[begin GIVEN RECORDS]
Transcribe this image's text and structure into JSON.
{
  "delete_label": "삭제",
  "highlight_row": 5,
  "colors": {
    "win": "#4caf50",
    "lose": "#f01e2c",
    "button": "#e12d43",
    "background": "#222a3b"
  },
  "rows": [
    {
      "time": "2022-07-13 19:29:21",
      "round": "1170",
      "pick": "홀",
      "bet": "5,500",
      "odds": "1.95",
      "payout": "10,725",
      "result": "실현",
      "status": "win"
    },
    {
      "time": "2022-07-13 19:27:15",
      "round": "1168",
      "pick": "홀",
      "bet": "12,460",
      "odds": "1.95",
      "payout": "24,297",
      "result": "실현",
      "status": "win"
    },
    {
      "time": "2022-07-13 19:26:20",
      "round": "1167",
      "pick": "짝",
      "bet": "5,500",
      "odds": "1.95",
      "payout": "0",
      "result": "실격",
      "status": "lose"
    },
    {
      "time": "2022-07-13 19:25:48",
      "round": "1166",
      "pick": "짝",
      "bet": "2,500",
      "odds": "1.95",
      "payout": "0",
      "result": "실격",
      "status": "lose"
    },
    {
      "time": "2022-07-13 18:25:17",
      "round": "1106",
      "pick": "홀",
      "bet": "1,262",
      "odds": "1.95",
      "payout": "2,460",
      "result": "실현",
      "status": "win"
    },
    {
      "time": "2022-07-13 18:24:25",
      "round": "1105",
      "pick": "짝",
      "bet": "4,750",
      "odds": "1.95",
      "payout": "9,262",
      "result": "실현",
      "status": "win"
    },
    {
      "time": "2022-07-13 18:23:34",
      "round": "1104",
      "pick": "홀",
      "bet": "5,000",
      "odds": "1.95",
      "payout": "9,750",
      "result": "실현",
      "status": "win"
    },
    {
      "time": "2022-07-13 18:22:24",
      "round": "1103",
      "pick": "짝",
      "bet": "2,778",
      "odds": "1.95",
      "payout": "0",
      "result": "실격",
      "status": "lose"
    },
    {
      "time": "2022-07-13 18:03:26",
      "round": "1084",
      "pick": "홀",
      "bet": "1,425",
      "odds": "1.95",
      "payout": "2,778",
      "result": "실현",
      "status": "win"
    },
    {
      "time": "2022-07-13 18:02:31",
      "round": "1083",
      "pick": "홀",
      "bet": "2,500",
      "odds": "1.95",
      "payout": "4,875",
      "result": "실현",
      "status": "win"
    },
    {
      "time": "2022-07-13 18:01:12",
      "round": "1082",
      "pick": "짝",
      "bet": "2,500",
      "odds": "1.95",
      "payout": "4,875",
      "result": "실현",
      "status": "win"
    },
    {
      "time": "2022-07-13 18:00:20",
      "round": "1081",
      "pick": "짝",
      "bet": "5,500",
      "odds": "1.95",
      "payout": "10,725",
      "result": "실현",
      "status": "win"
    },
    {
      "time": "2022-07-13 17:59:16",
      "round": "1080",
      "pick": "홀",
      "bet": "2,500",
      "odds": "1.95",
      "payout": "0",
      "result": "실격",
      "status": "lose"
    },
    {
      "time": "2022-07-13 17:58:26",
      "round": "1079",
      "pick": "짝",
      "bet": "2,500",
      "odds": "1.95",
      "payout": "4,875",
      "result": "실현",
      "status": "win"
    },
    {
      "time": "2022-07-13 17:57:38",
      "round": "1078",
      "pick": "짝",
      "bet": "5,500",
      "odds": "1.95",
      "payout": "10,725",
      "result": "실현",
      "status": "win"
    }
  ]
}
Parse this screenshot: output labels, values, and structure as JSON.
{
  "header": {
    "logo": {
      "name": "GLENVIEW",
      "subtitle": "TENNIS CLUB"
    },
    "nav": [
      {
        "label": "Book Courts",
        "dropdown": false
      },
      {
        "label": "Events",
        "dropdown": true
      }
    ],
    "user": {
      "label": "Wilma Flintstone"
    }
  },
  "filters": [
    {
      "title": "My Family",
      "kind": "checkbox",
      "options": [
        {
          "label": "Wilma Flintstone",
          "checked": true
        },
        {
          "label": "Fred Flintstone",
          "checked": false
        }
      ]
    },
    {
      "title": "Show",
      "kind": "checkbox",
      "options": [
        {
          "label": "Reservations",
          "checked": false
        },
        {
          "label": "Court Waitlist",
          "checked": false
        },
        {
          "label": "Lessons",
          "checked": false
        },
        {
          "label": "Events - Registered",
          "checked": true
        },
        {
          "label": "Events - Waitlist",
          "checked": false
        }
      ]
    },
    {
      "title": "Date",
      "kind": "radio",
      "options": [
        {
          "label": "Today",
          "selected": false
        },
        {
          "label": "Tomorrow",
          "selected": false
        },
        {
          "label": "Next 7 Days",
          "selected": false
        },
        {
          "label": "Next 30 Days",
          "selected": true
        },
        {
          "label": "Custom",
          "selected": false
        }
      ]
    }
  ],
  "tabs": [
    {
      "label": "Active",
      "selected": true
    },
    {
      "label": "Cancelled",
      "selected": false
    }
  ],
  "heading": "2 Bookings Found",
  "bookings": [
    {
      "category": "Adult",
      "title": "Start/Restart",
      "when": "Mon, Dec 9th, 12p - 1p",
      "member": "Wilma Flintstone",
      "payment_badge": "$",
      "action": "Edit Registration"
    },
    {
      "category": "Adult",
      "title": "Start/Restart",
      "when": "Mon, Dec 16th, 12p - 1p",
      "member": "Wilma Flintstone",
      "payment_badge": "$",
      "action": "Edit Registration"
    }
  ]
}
[end GIVEN RECORDS]
**REQUIREMENTS**. Return every line in the listing that contains the word "when".

**RESULT FOR THIS EXERCISE**.
      "when": "Mon, Dec 9th, 12p - 1p",
      "when": "Mon, Dec 16th, 12p - 1p",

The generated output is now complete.